What the exercise asks: Note each line that includes the word "Planning". Copy those lines.

Data records:
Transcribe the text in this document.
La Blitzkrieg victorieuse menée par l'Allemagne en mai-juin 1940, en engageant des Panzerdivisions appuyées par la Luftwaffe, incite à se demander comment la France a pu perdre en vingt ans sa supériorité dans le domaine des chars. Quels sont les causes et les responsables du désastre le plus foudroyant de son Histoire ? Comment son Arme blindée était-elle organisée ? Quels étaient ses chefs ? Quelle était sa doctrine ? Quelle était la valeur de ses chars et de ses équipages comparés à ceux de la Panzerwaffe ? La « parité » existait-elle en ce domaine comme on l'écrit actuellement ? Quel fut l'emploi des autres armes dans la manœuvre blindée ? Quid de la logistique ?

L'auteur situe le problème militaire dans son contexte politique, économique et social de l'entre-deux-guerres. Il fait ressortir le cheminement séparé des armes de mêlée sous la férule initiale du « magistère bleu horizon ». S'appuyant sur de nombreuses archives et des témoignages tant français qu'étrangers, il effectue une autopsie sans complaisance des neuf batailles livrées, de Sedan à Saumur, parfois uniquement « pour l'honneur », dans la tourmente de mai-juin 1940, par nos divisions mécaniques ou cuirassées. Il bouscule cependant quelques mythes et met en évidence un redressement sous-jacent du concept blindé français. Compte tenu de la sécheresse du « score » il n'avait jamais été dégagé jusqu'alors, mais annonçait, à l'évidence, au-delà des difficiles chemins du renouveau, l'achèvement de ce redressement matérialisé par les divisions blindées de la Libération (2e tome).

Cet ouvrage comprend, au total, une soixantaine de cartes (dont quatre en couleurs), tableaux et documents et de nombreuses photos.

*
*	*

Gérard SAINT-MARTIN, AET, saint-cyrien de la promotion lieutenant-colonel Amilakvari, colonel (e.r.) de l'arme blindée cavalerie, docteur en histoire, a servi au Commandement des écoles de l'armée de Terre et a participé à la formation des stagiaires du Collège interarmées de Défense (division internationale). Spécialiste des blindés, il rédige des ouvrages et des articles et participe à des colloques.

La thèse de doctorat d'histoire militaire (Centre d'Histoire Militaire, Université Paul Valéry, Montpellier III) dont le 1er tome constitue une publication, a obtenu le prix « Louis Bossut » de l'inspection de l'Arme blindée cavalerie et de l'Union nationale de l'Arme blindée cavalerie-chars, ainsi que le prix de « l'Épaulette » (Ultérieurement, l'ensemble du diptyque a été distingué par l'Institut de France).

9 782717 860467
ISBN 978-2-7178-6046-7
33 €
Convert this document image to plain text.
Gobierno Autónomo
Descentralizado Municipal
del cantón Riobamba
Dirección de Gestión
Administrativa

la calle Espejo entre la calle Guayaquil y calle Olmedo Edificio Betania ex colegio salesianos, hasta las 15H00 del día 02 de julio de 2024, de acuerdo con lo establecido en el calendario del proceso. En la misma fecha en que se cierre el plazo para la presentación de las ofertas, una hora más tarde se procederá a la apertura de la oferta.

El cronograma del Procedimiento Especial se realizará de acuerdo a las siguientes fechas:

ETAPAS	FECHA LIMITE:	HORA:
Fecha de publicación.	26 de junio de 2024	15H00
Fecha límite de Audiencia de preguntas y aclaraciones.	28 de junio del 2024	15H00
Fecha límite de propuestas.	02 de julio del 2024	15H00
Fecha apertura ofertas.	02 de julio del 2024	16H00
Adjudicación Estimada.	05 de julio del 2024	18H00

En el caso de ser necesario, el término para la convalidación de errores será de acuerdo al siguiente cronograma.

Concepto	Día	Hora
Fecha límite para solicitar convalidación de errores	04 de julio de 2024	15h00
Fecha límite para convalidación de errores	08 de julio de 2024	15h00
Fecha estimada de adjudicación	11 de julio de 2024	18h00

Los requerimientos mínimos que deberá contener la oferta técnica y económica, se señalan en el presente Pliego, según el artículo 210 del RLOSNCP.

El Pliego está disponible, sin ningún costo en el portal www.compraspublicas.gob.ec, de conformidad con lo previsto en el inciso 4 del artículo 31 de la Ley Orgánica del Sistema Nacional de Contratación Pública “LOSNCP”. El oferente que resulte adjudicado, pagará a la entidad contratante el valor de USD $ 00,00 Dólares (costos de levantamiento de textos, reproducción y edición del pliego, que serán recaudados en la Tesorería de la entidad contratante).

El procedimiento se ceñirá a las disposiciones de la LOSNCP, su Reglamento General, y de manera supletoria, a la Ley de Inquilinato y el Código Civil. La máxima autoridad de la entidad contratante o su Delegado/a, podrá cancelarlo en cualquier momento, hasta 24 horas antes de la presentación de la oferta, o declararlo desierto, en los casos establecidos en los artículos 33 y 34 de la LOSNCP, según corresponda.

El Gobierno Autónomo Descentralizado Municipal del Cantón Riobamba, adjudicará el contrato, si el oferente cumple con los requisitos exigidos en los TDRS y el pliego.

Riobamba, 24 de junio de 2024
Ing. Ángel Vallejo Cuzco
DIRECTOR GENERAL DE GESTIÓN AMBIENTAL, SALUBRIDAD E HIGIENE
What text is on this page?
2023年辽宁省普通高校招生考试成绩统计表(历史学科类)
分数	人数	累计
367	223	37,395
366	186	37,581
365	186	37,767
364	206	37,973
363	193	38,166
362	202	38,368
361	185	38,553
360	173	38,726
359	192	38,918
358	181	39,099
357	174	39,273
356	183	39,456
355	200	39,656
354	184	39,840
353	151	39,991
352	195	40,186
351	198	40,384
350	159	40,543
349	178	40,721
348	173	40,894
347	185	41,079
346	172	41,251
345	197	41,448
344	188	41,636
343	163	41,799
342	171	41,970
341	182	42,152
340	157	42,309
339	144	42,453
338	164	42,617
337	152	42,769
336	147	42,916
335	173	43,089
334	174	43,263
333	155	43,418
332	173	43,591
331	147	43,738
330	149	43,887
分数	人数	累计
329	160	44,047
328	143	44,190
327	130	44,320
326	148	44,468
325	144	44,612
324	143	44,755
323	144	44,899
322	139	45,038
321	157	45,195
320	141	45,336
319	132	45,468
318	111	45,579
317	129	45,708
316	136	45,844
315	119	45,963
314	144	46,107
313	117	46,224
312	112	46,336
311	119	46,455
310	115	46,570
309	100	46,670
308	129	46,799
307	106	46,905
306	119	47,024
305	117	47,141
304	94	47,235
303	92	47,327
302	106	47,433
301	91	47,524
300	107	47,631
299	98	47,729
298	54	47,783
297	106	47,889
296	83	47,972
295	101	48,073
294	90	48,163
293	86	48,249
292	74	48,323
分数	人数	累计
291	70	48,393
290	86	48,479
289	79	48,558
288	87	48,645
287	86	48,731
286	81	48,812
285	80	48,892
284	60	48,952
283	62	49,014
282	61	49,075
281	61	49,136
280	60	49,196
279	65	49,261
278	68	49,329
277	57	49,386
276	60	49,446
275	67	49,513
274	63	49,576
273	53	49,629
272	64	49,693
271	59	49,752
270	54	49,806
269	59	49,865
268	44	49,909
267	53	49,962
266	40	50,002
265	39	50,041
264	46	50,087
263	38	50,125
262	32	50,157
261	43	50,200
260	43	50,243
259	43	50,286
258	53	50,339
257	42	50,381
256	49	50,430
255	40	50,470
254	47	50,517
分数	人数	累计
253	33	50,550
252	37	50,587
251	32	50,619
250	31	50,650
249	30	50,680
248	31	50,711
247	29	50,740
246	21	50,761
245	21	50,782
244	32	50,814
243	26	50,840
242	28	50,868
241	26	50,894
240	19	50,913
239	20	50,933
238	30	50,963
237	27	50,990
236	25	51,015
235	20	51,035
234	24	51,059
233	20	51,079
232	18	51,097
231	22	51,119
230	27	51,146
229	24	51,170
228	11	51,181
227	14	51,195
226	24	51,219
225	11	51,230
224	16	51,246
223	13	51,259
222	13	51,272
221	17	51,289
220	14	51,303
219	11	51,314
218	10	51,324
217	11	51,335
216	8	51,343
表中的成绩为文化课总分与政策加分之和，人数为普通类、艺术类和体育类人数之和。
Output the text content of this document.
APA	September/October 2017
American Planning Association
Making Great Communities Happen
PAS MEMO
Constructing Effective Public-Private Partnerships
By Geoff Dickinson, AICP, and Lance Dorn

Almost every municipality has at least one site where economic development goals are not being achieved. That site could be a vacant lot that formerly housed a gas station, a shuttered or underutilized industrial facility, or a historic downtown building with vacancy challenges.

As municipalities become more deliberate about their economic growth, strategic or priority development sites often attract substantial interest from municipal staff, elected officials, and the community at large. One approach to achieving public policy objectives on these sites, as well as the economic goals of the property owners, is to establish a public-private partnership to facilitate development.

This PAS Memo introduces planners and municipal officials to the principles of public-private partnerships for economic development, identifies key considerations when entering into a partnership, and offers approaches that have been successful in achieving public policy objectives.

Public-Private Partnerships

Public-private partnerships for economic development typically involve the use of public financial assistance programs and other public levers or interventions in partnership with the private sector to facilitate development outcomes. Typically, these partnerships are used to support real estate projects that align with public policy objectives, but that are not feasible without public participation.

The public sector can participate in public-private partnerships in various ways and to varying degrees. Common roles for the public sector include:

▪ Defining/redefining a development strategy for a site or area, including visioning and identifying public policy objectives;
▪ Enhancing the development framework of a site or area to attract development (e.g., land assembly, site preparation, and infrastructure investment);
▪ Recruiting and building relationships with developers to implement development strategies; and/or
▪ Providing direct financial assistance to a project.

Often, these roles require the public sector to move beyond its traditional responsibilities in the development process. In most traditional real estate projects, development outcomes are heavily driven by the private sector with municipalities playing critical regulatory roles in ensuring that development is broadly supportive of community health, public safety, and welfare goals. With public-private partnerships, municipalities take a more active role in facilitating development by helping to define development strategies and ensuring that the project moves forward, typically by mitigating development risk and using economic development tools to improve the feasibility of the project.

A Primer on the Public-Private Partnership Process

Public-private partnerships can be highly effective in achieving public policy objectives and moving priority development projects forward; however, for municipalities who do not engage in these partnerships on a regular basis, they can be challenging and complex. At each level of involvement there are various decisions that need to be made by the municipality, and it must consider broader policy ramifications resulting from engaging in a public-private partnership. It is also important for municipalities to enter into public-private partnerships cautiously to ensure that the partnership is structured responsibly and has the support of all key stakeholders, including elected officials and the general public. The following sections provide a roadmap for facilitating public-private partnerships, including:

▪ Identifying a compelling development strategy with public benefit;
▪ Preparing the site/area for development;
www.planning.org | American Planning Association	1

Task output:
American Planning Association
www.planning.org | American Planning Association	1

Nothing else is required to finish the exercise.